Retype the listing below verbatim, starting at its first line and ending with the line that contains "Point xyxy=(86,600,108,615)", including both of those lines.

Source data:
* * * * *

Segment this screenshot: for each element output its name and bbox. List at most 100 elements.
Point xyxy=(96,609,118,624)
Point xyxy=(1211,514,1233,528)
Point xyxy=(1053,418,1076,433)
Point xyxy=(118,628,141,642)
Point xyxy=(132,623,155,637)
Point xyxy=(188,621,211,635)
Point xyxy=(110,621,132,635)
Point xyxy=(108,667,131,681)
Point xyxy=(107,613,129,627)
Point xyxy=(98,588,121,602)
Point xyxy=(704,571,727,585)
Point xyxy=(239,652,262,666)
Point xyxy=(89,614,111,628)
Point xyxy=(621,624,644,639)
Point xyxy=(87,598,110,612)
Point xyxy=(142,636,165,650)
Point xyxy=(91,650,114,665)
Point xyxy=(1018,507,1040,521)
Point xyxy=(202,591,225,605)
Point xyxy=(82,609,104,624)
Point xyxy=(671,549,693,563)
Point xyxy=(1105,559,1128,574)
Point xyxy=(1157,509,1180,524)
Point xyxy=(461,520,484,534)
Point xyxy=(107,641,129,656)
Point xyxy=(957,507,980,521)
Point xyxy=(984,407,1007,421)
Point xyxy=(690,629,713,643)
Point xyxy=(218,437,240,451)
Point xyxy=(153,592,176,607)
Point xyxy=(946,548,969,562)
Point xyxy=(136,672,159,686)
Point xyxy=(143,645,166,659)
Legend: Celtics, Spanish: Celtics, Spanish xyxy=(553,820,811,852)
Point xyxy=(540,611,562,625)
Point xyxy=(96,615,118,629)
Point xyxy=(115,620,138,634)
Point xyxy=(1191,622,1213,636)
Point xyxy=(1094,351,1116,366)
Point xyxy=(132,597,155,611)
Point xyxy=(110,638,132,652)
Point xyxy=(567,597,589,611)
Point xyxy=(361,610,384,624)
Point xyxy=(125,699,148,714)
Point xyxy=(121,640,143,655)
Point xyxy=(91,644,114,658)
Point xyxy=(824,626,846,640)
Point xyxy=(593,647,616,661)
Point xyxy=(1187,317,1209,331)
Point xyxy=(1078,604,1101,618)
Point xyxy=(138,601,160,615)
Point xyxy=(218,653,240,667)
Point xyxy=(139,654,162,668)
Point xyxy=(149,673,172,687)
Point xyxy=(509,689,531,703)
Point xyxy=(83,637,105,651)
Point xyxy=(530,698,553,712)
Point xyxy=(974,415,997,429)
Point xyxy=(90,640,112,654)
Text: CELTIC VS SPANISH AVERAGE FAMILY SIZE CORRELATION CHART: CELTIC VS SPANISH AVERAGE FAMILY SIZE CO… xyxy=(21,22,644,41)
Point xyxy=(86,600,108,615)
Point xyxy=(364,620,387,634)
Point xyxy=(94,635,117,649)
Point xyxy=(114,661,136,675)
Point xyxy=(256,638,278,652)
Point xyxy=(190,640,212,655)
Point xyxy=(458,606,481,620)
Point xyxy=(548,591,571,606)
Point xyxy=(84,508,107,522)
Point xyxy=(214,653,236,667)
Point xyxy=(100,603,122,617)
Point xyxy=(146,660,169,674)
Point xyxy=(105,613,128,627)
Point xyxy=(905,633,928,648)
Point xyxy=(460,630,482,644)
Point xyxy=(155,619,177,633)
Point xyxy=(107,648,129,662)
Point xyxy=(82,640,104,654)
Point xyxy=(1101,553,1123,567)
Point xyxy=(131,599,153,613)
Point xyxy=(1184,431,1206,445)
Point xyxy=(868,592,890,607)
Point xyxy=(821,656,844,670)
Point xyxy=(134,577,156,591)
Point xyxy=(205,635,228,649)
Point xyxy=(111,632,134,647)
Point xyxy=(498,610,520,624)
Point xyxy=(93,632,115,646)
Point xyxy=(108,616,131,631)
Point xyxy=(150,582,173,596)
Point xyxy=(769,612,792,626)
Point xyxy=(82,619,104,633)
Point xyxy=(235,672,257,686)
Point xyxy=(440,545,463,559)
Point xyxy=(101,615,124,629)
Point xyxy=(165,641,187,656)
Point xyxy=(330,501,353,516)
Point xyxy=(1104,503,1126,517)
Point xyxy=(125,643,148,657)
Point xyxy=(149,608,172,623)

* * * * *

> _Result of the task_:
Segment this screenshot: for each element output its name and bbox. List at most 100 elements.
Point xyxy=(96,609,118,624)
Point xyxy=(1211,514,1233,528)
Point xyxy=(1053,418,1076,433)
Point xyxy=(118,628,141,642)
Point xyxy=(132,623,155,637)
Point xyxy=(188,621,211,635)
Point xyxy=(110,621,132,635)
Point xyxy=(108,667,131,681)
Point xyxy=(107,613,129,627)
Point xyxy=(98,588,121,602)
Point xyxy=(704,571,727,585)
Point xyxy=(239,652,262,666)
Point xyxy=(89,614,111,628)
Point xyxy=(621,624,644,639)
Point xyxy=(87,598,110,612)
Point xyxy=(142,636,165,650)
Point xyxy=(91,650,114,665)
Point xyxy=(1018,507,1040,521)
Point xyxy=(202,591,225,605)
Point xyxy=(82,609,104,624)
Point xyxy=(671,549,693,563)
Point xyxy=(1105,559,1128,574)
Point xyxy=(1157,509,1180,524)
Point xyxy=(461,520,484,534)
Point xyxy=(107,641,129,656)
Point xyxy=(957,507,980,521)
Point xyxy=(984,407,1007,421)
Point xyxy=(690,629,713,643)
Point xyxy=(218,437,240,451)
Point xyxy=(153,592,176,607)
Point xyxy=(946,548,969,562)
Point xyxy=(136,672,159,686)
Point xyxy=(143,645,166,659)
Legend: Celtics, Spanish: Celtics, Spanish xyxy=(553,820,811,852)
Point xyxy=(540,611,562,625)
Point xyxy=(96,615,118,629)
Point xyxy=(115,620,138,634)
Point xyxy=(1191,622,1213,636)
Point xyxy=(1094,351,1116,366)
Point xyxy=(132,597,155,611)
Point xyxy=(110,638,132,652)
Point xyxy=(567,597,589,611)
Point xyxy=(361,610,384,624)
Point xyxy=(125,699,148,714)
Point xyxy=(121,640,143,655)
Point xyxy=(91,644,114,658)
Point xyxy=(824,626,846,640)
Point xyxy=(593,647,616,661)
Point xyxy=(1187,317,1209,331)
Point xyxy=(1078,604,1101,618)
Point xyxy=(138,601,160,615)
Point xyxy=(218,653,240,667)
Point xyxy=(139,654,162,668)
Point xyxy=(149,673,172,687)
Point xyxy=(509,689,531,703)
Point xyxy=(83,637,105,651)
Point xyxy=(530,698,553,712)
Point xyxy=(974,415,997,429)
Point xyxy=(90,640,112,654)
Text: CELTIC VS SPANISH AVERAGE FAMILY SIZE CORRELATION CHART: CELTIC VS SPANISH AVERAGE FAMILY SIZE CO… xyxy=(21,22,644,41)
Point xyxy=(86,600,108,615)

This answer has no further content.